■ **Set task**: Gather every line of the entries that includes the word "kleine".

■ **Extracted information**:
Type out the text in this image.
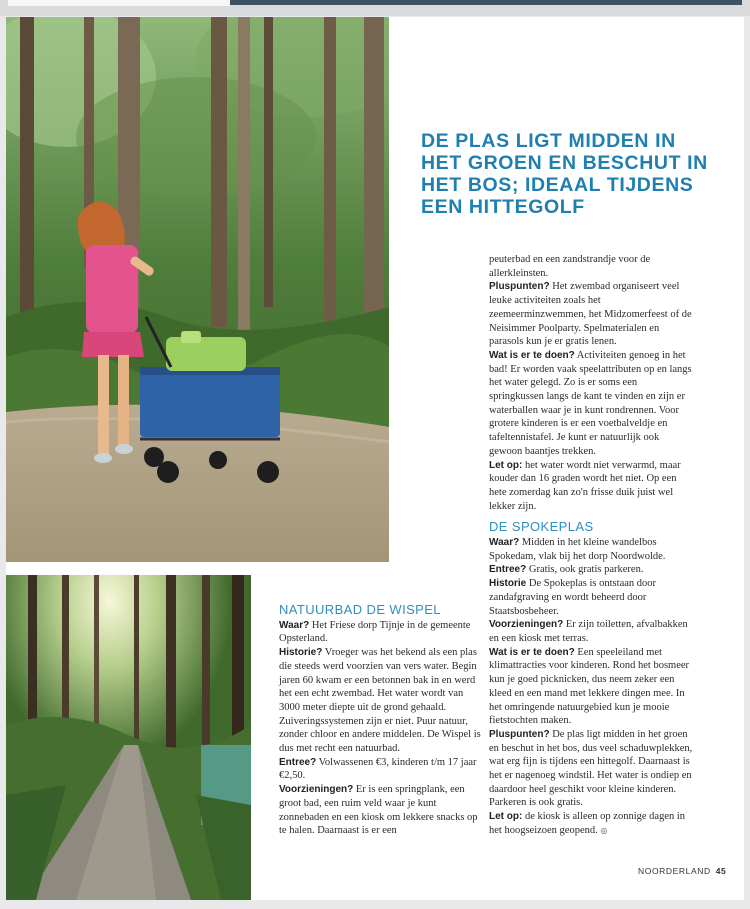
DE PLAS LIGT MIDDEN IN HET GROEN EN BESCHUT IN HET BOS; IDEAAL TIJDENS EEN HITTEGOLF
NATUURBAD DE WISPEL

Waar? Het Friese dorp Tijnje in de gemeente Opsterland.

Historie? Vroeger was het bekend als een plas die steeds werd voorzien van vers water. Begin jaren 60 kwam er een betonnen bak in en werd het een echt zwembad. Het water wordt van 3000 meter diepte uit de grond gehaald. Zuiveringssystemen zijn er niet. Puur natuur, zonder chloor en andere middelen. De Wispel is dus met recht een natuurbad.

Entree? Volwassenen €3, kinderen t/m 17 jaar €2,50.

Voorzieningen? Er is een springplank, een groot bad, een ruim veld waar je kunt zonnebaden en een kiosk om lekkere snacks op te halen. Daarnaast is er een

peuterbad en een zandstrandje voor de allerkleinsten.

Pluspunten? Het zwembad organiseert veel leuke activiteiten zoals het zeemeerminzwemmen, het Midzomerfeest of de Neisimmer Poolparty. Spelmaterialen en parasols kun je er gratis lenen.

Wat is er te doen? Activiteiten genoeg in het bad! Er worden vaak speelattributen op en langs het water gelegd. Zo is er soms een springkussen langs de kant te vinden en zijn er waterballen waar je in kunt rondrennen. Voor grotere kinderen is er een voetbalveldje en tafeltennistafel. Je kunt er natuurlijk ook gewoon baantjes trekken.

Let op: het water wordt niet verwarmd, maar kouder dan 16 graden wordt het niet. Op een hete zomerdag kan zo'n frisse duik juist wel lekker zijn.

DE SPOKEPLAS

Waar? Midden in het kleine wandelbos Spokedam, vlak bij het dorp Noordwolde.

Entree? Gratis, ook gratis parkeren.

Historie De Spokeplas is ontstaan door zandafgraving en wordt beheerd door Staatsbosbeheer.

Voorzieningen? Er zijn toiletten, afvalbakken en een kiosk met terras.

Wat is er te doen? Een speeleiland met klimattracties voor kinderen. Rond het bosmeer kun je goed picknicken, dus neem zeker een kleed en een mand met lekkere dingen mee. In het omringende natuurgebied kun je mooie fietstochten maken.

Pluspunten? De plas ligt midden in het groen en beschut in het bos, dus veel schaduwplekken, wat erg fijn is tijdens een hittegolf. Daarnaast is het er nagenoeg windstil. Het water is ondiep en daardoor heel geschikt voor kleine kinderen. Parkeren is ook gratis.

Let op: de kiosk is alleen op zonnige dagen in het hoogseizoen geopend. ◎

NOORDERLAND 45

* * *

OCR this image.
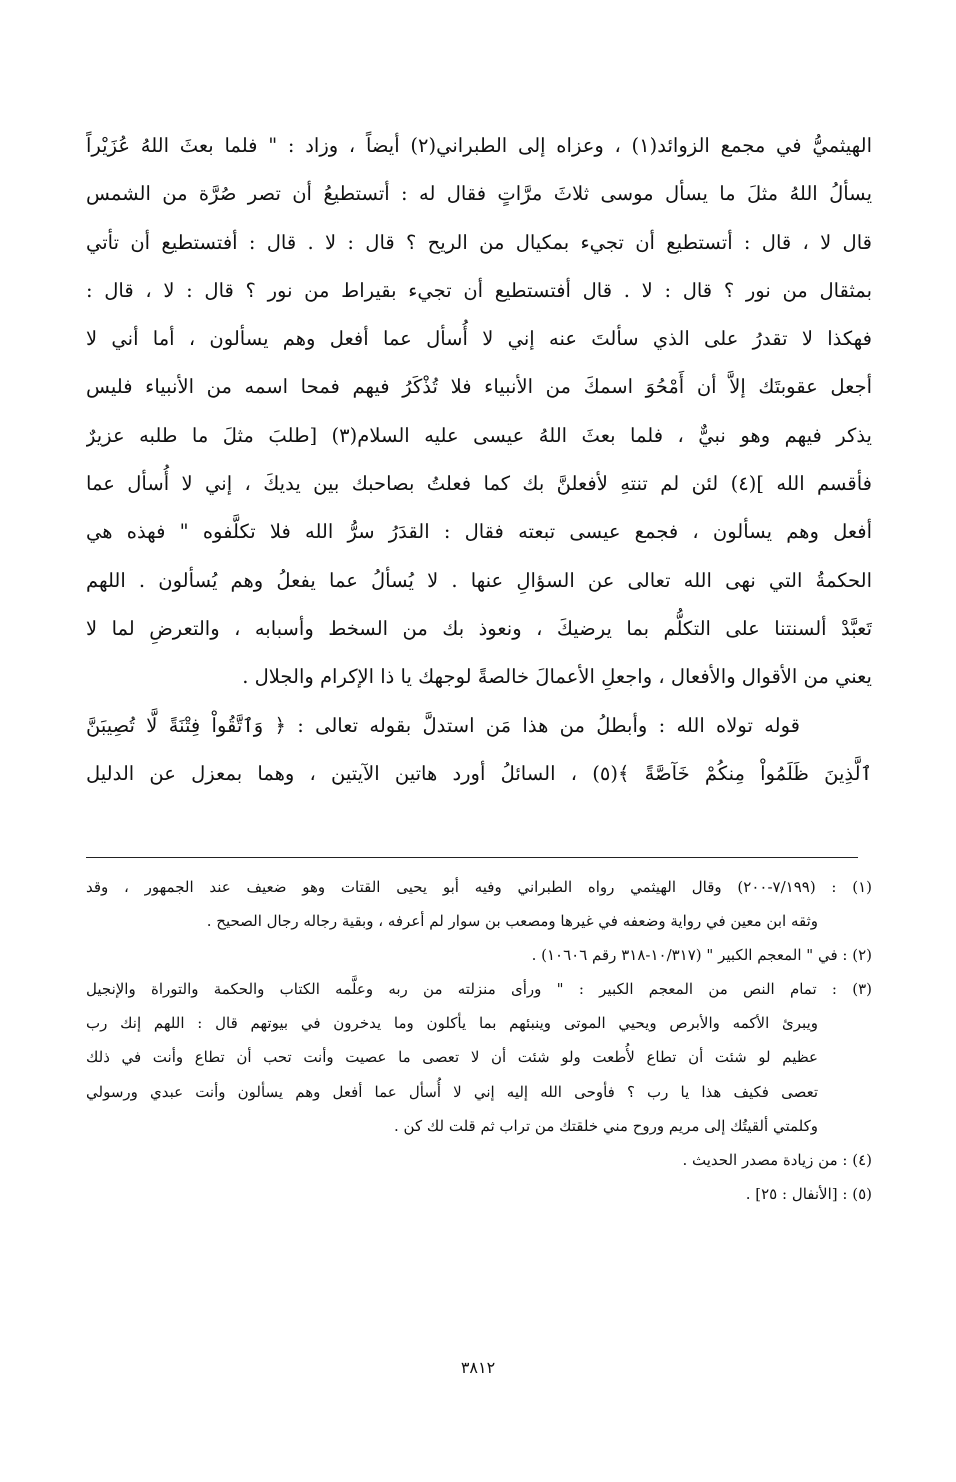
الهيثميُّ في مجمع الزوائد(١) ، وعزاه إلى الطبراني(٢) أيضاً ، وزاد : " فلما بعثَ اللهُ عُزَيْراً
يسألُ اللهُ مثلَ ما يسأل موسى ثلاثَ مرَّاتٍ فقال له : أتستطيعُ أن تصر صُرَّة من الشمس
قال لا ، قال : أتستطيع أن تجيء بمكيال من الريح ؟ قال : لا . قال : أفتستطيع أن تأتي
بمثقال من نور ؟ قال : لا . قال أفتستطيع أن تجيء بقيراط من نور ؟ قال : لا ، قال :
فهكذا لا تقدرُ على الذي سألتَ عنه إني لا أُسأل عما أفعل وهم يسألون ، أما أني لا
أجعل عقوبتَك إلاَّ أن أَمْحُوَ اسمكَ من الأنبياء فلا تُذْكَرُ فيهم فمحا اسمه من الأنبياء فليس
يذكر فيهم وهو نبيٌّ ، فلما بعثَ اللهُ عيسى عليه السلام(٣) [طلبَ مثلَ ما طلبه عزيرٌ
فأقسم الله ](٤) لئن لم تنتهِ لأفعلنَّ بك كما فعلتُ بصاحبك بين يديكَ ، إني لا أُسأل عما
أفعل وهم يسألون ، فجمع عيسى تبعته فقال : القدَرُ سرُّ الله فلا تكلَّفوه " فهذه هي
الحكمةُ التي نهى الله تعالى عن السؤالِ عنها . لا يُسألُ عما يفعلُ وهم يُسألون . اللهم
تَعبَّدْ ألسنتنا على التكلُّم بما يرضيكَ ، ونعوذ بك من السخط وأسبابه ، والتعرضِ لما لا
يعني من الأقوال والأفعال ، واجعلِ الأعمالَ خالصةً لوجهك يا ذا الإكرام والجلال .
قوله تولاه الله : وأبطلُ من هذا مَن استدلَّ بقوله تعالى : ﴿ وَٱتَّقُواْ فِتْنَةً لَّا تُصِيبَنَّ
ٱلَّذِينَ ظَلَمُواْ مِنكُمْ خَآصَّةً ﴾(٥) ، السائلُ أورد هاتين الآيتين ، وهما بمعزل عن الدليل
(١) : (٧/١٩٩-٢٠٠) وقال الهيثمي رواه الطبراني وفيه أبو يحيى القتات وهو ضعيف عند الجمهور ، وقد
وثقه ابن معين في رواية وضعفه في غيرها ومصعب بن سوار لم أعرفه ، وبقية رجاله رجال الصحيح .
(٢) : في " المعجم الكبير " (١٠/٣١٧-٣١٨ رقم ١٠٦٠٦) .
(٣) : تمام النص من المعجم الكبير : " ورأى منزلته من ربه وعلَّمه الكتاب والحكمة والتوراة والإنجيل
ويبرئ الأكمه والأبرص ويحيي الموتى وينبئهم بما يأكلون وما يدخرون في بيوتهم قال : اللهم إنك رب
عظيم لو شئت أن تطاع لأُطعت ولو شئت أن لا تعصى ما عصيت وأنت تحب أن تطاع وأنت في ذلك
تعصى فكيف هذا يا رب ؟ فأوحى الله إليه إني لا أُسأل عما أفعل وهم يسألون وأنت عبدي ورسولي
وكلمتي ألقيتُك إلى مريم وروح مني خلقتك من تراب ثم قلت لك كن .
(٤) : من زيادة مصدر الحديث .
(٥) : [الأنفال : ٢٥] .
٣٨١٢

■ **Solution to the exercise**:
Waar? Midden in het kleine wandelbos Spokedam, vlak bij het dorp Noordwolde.
Pluspunten? De plas ligt midden in het groen en beschut in het bos, dus veel schaduwplekken, wat erg fijn is tijdens een hittegolf. Daarnaast is het er nagenoeg windstil. Het water is ondiep en daardoor heel geschikt voor kleine kinderen. Parkeren is ook gratis.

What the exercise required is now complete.